:: Rows

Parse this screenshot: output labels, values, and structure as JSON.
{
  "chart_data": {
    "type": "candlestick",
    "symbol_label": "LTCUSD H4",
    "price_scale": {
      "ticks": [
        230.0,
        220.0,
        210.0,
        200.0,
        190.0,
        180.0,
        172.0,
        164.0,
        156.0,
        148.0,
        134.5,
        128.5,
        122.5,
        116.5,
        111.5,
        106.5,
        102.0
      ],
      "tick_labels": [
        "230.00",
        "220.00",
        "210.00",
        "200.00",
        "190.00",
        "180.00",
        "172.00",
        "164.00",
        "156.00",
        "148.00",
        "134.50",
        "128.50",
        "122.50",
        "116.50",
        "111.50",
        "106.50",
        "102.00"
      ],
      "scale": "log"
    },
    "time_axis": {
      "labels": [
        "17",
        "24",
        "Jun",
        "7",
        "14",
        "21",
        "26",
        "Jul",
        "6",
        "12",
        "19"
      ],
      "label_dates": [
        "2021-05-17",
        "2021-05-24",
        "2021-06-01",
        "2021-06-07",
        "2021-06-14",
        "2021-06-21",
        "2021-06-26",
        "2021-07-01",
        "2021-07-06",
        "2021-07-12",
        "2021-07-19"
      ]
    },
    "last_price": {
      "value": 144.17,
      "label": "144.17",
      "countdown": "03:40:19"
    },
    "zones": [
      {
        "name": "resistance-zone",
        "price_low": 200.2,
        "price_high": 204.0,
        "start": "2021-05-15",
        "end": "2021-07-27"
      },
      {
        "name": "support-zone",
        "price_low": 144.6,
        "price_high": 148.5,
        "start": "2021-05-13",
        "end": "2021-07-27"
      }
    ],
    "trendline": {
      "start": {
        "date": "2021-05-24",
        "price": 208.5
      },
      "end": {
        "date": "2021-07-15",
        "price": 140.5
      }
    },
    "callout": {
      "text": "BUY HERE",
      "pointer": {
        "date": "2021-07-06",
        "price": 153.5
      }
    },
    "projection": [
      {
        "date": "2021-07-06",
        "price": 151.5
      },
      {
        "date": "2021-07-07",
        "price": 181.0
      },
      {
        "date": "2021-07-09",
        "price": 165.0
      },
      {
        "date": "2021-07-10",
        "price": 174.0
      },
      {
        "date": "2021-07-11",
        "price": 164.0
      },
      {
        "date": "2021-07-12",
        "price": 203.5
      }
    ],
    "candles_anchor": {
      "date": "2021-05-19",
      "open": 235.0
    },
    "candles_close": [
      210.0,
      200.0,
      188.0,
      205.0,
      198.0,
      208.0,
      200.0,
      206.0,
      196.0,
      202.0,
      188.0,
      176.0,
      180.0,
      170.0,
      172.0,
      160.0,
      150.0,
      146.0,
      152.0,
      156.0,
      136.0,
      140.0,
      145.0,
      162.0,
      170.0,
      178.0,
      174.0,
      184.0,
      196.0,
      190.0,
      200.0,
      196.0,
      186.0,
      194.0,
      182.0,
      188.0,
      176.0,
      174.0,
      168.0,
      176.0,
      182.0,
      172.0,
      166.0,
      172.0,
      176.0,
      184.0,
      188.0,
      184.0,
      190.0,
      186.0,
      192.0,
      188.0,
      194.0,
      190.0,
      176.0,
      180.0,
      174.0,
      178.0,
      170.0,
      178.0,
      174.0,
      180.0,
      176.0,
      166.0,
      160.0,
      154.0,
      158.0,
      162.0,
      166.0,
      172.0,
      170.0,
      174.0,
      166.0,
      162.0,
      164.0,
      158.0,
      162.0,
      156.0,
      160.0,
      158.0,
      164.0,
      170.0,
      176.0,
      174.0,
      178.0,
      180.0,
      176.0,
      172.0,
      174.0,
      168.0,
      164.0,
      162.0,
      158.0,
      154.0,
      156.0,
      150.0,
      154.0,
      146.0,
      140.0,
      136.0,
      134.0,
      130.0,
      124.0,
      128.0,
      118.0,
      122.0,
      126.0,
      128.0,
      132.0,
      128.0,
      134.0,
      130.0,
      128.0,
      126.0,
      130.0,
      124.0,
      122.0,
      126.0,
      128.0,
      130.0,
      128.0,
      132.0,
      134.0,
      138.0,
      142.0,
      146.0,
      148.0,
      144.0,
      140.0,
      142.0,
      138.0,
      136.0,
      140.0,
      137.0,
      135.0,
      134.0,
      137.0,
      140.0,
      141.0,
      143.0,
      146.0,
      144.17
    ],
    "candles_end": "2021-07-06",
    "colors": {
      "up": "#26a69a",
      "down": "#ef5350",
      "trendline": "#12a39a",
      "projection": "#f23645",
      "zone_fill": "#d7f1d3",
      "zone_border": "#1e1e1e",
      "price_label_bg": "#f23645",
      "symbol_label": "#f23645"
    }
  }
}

::::
:: Rows

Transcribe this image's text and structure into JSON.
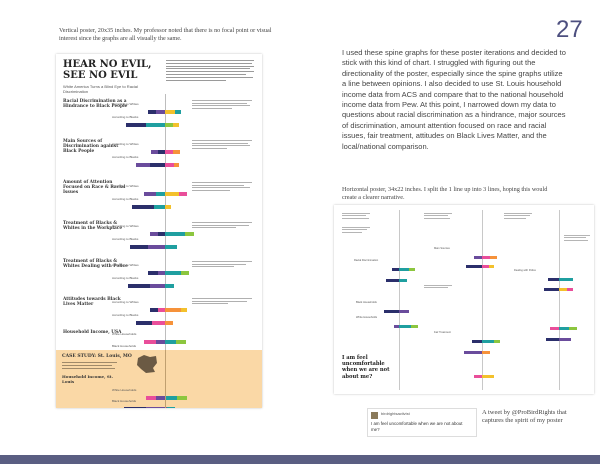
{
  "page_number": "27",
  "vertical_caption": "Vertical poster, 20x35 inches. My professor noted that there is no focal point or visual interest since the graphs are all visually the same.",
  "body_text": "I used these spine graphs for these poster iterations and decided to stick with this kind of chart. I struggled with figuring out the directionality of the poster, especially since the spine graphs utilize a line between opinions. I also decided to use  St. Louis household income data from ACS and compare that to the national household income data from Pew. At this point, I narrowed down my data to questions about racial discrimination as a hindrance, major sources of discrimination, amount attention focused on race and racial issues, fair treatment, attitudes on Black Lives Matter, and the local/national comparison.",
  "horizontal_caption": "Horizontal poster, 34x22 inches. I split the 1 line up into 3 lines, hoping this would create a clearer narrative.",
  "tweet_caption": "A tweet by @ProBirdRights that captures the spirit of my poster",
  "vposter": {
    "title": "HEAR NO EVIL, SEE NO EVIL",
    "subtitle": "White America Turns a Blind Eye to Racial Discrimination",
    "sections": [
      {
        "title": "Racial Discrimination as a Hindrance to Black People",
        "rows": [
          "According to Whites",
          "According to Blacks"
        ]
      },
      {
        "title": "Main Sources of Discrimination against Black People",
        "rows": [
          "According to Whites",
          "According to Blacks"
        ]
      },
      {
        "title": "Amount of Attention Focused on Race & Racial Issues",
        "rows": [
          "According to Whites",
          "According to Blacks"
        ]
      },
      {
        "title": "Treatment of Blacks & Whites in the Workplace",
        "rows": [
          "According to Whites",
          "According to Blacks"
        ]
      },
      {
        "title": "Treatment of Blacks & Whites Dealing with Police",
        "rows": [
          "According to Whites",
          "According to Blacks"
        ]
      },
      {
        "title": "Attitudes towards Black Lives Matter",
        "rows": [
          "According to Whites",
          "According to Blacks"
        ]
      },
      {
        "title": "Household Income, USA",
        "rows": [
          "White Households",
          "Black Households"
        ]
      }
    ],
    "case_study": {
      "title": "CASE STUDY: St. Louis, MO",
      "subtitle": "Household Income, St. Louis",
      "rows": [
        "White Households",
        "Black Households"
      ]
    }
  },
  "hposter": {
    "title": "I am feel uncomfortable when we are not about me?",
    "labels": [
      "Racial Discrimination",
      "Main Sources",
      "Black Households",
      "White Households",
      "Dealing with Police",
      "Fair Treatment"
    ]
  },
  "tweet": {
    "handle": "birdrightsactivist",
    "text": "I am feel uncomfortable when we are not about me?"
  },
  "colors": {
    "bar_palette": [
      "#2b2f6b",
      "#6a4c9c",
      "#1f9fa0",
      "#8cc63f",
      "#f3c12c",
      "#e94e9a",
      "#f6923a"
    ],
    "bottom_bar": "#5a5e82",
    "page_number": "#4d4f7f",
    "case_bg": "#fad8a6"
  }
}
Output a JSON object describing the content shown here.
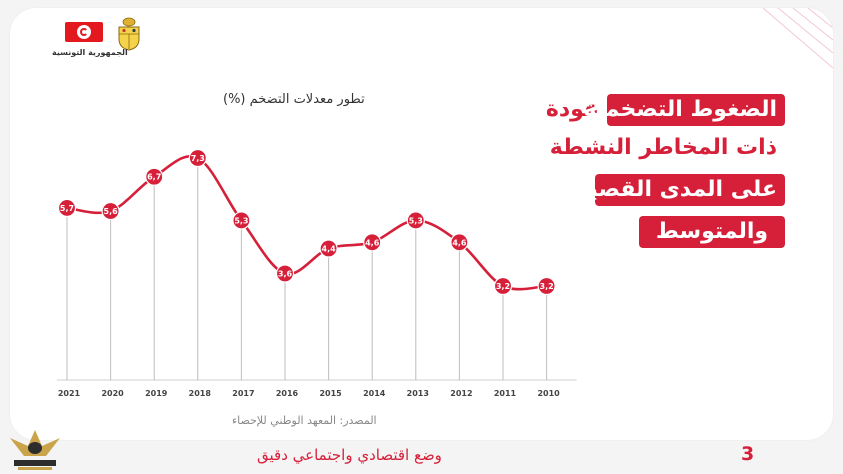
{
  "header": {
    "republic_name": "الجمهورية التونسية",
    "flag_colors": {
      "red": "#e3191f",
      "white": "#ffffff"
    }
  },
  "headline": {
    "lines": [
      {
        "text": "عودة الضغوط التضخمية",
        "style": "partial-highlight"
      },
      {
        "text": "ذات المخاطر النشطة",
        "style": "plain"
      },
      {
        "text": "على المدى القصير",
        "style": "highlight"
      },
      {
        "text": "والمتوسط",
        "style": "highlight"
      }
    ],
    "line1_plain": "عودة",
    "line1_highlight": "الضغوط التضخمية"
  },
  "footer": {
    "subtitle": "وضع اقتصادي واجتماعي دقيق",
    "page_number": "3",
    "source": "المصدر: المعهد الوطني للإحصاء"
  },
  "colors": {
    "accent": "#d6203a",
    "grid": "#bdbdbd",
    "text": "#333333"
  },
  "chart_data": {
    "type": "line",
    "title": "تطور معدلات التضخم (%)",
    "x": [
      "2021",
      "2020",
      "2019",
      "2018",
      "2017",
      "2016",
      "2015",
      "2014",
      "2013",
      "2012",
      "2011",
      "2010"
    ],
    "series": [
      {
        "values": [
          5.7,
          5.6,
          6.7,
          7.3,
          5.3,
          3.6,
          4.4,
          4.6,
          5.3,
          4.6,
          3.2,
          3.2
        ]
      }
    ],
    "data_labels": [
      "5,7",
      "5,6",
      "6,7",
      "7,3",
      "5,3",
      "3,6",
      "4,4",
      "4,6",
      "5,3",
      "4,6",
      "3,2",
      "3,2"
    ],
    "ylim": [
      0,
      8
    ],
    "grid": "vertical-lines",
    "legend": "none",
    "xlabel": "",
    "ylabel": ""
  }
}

::::

__Given task__: Copy all lines from the material that hold "People".

__Task answer__:
        "title": "Racial Discrimination as a Hindrance to Black People",
        "title": "Main Sources of Discrimination against Black People",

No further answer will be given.